(Data entries)
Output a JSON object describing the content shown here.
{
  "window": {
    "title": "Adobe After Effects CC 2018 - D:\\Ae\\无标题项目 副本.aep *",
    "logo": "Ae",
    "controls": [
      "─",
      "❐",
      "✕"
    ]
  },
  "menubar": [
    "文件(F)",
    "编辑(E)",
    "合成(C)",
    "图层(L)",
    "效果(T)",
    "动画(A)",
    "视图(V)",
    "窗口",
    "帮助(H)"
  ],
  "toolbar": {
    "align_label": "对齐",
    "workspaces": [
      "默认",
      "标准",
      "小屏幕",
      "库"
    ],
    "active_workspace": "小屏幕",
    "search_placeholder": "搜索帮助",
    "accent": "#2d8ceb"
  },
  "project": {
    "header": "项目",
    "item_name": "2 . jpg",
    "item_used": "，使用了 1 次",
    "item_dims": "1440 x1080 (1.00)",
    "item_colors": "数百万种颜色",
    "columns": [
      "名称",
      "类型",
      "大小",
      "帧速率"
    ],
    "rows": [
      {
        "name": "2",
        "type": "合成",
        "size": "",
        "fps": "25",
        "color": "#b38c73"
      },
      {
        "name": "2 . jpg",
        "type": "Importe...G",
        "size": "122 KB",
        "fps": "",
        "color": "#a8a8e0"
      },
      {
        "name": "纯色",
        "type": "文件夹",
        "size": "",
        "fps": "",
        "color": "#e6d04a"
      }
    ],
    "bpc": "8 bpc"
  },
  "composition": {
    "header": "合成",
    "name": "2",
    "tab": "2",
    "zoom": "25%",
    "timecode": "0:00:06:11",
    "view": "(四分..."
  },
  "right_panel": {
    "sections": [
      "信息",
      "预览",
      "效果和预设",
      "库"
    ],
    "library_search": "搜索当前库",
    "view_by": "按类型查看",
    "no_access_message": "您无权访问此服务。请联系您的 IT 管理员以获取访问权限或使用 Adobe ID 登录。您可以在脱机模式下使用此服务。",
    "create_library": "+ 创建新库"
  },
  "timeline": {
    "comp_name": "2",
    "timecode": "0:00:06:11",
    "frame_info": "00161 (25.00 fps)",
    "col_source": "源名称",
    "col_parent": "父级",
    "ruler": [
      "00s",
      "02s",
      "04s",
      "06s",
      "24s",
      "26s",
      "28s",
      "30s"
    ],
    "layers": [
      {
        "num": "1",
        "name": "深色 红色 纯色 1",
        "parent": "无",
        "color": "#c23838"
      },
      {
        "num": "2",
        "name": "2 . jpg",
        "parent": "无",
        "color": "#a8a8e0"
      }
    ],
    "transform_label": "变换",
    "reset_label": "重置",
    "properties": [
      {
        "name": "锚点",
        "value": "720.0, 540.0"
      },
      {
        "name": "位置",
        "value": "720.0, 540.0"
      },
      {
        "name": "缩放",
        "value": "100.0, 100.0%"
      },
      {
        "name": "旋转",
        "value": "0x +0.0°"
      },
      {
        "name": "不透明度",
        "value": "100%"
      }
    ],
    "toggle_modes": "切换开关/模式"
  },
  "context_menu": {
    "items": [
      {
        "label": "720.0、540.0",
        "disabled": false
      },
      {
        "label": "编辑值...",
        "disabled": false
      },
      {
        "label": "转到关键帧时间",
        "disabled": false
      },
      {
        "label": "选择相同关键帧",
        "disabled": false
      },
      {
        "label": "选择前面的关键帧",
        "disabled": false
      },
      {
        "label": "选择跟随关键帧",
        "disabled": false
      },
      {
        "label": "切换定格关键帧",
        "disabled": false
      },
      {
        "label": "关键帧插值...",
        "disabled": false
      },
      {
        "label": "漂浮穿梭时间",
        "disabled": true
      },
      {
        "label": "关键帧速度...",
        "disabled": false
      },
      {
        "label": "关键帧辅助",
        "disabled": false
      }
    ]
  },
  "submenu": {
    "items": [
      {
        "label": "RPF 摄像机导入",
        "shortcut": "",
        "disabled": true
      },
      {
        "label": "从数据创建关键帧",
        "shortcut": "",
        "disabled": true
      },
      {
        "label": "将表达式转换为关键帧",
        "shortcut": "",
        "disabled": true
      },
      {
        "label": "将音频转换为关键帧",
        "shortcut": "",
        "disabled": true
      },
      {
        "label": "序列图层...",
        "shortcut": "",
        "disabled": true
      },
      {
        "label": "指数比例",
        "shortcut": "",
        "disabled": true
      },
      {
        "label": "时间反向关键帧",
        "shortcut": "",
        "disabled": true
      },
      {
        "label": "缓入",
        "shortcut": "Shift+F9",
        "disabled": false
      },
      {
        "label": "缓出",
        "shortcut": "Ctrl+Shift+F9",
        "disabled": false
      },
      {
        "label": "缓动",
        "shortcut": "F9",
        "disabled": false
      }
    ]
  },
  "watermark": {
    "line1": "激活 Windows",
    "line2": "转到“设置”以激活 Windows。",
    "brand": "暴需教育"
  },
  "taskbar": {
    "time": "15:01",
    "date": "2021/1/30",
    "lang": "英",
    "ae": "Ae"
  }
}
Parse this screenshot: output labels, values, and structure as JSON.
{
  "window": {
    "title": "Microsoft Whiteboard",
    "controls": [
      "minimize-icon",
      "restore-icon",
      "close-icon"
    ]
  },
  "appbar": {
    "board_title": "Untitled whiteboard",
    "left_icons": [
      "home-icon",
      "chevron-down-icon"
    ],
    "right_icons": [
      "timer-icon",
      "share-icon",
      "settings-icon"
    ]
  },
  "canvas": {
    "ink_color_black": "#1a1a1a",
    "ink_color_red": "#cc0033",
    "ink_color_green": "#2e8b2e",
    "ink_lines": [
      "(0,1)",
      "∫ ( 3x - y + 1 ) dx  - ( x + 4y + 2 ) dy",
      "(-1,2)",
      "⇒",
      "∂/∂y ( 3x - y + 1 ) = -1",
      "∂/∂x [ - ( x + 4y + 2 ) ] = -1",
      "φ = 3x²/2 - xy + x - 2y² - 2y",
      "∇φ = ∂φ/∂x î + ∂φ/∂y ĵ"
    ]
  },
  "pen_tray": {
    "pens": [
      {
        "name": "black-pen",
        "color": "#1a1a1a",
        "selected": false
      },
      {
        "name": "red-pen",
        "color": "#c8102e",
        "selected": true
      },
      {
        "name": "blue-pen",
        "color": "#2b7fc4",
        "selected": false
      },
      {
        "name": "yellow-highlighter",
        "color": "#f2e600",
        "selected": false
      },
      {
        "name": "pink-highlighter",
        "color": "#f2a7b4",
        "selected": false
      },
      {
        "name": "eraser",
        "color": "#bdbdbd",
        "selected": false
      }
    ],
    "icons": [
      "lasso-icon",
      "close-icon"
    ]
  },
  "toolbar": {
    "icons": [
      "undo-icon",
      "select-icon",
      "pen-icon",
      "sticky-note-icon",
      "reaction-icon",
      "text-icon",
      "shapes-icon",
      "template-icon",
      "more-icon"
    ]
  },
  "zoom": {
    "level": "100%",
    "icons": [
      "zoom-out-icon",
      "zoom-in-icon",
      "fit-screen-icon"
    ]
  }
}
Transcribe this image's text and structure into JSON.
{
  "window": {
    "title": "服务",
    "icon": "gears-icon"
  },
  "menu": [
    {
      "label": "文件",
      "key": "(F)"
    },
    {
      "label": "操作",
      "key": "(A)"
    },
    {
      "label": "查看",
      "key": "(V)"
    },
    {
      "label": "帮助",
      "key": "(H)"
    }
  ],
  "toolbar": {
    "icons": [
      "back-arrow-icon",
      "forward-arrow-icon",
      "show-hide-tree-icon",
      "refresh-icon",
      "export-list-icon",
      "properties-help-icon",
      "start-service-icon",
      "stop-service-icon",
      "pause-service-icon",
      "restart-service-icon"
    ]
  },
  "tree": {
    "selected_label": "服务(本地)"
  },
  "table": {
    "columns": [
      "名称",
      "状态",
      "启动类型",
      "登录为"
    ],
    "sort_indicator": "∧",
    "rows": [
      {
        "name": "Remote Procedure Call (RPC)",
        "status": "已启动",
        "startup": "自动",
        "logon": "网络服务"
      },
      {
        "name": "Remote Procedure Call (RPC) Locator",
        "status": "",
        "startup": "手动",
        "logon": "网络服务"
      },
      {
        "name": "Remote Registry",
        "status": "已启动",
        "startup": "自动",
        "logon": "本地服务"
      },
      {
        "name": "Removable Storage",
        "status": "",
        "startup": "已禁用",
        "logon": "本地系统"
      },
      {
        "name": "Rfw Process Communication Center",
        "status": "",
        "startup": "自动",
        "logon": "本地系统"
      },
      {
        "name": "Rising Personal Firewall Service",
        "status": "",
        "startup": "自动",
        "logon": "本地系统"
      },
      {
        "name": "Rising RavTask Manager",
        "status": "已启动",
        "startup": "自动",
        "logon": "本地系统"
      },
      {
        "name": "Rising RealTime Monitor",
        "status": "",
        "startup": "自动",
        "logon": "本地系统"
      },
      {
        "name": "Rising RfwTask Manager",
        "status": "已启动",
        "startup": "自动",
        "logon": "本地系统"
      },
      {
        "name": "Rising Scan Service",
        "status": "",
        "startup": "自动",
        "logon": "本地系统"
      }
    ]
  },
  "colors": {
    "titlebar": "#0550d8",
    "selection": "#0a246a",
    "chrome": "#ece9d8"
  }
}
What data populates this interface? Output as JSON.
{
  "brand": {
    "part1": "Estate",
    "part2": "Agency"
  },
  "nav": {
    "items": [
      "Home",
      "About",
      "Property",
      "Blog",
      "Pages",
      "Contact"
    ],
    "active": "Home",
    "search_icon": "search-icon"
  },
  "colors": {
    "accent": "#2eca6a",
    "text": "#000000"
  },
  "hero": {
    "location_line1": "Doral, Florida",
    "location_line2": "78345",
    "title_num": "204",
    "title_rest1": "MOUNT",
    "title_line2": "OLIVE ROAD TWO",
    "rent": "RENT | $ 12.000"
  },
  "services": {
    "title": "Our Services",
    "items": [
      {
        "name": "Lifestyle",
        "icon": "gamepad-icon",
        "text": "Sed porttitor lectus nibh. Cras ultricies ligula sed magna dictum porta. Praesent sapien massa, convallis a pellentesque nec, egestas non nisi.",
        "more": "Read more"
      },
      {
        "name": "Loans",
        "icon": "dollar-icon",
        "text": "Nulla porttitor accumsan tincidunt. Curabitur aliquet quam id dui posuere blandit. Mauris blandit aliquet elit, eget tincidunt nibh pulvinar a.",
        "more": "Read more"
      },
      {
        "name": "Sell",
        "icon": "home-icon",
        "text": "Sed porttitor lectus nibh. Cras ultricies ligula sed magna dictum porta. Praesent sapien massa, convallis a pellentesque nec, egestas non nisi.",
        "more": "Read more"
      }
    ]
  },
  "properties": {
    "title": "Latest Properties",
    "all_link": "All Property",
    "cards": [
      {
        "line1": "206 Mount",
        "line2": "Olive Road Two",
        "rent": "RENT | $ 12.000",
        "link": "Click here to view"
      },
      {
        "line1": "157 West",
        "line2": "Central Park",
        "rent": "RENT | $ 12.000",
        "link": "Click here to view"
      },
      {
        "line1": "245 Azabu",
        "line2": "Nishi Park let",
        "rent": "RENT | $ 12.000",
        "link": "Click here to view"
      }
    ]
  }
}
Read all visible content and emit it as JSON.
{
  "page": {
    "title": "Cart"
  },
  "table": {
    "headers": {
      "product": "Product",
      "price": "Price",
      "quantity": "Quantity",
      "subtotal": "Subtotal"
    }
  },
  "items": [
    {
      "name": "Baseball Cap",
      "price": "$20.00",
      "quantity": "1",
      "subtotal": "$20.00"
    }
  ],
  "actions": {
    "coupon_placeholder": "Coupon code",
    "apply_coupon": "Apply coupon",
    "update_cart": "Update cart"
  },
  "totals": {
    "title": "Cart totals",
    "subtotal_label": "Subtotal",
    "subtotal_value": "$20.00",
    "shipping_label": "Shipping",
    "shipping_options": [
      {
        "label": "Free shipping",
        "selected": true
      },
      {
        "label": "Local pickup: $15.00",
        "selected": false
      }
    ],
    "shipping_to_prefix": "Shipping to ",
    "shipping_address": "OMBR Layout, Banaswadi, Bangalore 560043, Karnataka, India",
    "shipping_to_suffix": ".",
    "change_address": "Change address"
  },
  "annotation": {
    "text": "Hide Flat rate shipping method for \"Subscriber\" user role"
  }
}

» **Your instructions**:
Gather, from the listing above, every line carrying the word "Park".

» **Exercise output**:
        "line2": "Central Park",
        "line2": "Nishi Park let",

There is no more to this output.